*** Opening of Records for processing ***

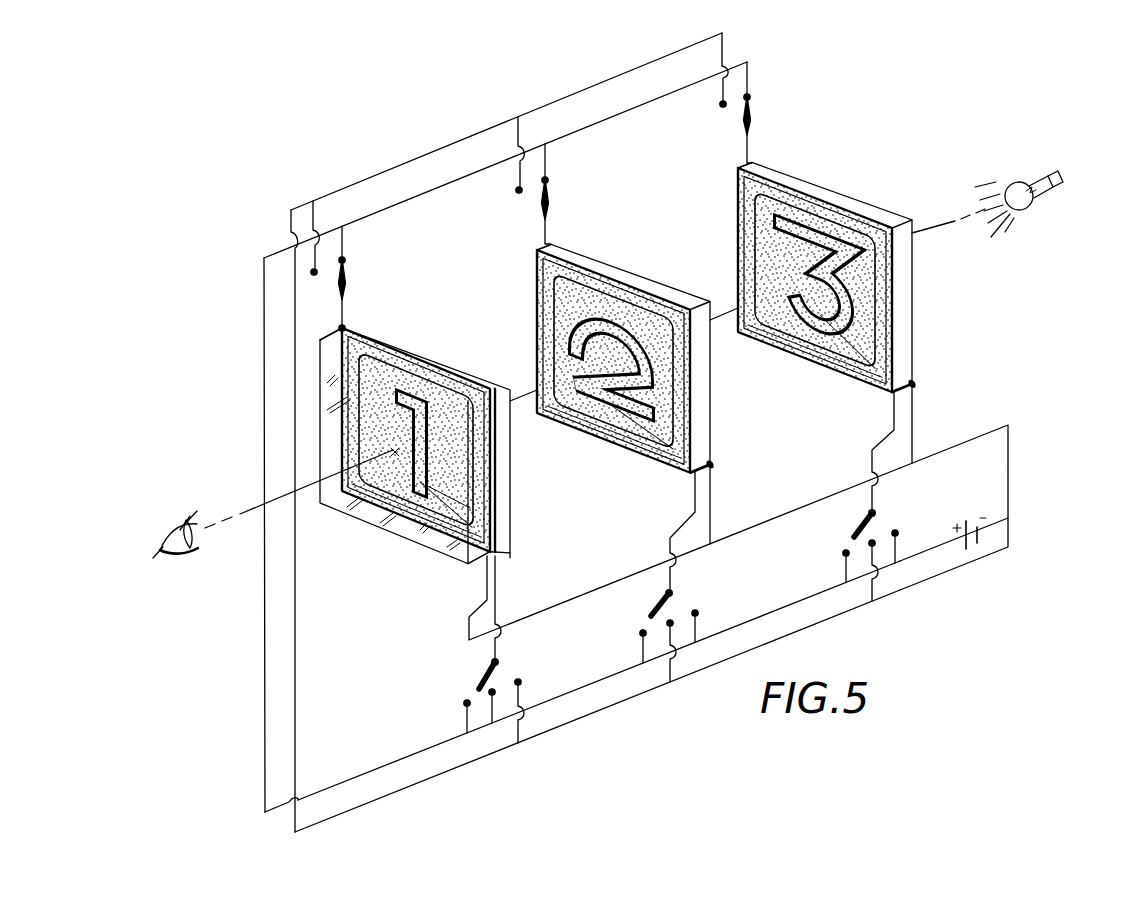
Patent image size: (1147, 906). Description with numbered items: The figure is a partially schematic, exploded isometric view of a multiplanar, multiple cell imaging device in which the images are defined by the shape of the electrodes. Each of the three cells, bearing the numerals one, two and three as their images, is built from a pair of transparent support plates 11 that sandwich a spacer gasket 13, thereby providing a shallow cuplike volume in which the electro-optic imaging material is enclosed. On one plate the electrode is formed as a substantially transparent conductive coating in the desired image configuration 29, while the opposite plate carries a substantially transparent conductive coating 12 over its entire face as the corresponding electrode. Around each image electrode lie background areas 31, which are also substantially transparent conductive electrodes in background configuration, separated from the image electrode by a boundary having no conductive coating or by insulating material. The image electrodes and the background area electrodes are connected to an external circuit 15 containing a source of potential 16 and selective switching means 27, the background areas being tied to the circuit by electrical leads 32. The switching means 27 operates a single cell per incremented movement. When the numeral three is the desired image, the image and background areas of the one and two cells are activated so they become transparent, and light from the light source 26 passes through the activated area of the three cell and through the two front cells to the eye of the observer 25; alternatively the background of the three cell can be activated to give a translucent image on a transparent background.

The transparent support plates 11 is at (327, 341).
The substantially transparent conductive coating 12 is at (827, 175).
The spacer gasket 13 is at (453, 373).
The external circuit 15 is at (1018, 472).
The source of potential 16 is at (966, 519).
The eye of the observer 25 is at (160, 542).
The light source 26 is at (1062, 181).
The selective switching means 27 is at (385, 270).
The electrodes in the desired image configuration 29 is at (403, 527).
The background areas 31 is at (356, 515).
The electrical leads 32 is at (348, 305).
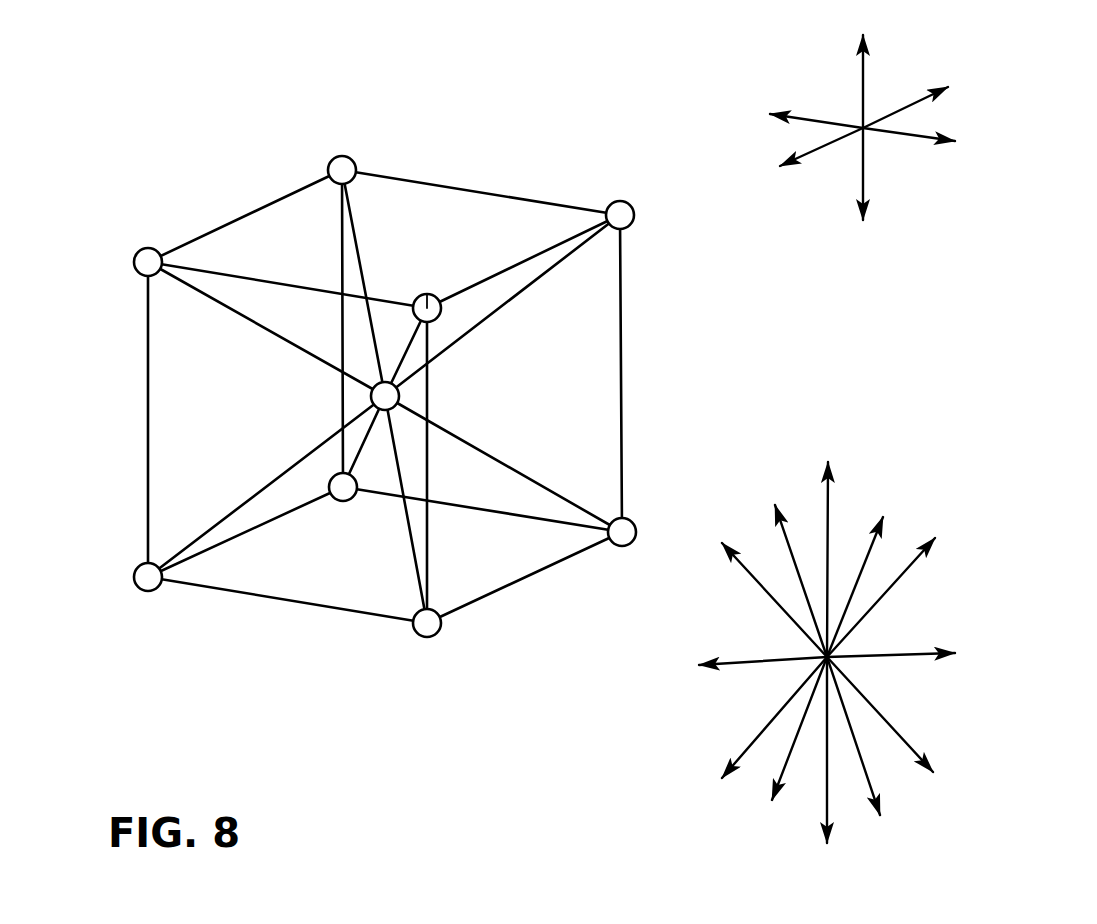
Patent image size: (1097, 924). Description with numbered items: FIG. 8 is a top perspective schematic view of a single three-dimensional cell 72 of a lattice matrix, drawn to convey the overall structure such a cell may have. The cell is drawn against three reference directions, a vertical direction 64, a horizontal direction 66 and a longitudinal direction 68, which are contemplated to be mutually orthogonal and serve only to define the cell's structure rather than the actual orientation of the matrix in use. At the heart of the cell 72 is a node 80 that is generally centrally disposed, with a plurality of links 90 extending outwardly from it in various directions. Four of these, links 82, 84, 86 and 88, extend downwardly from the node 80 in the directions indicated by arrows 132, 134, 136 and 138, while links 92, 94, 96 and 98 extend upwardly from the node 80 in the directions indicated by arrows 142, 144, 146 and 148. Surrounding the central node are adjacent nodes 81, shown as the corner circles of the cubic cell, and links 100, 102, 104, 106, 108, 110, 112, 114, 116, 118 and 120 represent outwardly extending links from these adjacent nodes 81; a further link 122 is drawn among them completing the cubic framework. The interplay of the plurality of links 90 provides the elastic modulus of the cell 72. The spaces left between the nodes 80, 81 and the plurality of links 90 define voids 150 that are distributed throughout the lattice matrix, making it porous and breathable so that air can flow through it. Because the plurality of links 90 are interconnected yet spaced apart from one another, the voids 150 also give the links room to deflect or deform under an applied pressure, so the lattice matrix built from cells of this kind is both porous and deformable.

*** Close of Records for processing ***

Exercise brief
Without the pictures, restate all of the entries word for word.

Finished exercise
Patent image size: (1147, 906). Description with numbered items: The figure is a partially schematic, exploded isometric view of a multiplanar, multiple cell imaging device in which the images are defined by the shape of the electrodes. Each of the three cells, bearing the numerals one, two and three as their images, is built from a pair of transparent support plates 11 that sandwich a spacer gasket 13, thereby providing a shallow cuplike volume in which the electro-optic imaging material is enclosed. On one plate the electrode is formed as a substantially transparent conductive coating in the desired image configuration 29, while the opposite plate carries a substantially transparent conductive coating 12 over its entire face as the corresponding electrode. Around each image electrode lie background areas 31, which are also substantially transparent conductive electrodes in background configuration, separated from the image electrode by a boundary having no conductive coating or by insulating material. The image electrodes and the background area electrodes are connected to an external circuit 15 containing a source of potential 16 and selective switching means 27, the background areas being tied to the circuit by electrical leads 32. The switching means 27 operates a single cell per incremented movement. When the numeral three is the desired image, the image and background areas of the one and two cells are activated so they become transparent, and light from the light source 26 passes through the activated area of the three cell and through the two front cells to the eye of the observer 25; alternatively the background of the three cell can be activated to give a translucent image on a transparent background.

The transparent support plates 11 is at (327, 341).
The substantially transparent conductive coating 12 is at (827, 175).
The spacer gasket 13 is at (453, 373).
The external circuit 15 is at (1018, 472).
The source of potential 16 is at (966, 519).
The eye of the observer 25 is at (160, 542).
The light source 26 is at (1062, 181).
The selective switching means 27 is at (385, 270).
The electrodes in the desired image configuration 29 is at (403, 527).
The background areas 31 is at (356, 515).
The electrical leads 32 is at (348, 305).
Patent image size: (1097, 924). Description with numbered items: FIG. 8 is a top perspective schematic view of a single three-dimensional cell 72 of a lattice matrix, drawn to convey the overall structure such a cell may have. The cell is drawn against three reference directions, a vertical direction 64, a horizontal direction 66 and a longitudinal direction 68, which are contemplated to be mutually orthogonal and serve only to define the cell's structure rather than the actual orientation of the matrix in use. At the heart of the cell 72 is a node 80 that is generally centrally disposed, with a plurality of links 90 extending outwardly from it in various directions. Four of these, links 82, 84, 86 and 88, extend downwardly from the node 80 in the directions indicated by arrows 132, 134, 136 and 138, while links 92, 94, 96 and 98 extend upwardly from the node 80 in the directions indicated by arrows 142, 144, 146 and 148. Surrounding the central node are adjacent nodes 81, shown as the corner circles of the cubic cell, and links 100, 102, 104, 106, 108, 110, 112, 114, 116, 118 and 120 represent outwardly extending links from these adjacent nodes 81; a further link 122 is drawn among them completing the cubic framework. The interplay of the plurality of links 90 provides the elastic modulus of the cell 72. The spaces left between the nodes 80, 81 and the plurality of links 90 define voids 150 that are distributed throughout the lattice matrix, making it porous and breathable so that air can flow through it. Because the plurality of links 90 are interconnected yet spaced apart from one another, the voids 150 also give the links room to deflect or deform under an applied pressure, so the lattice matrix built from cells of this kind is both porous and deformable.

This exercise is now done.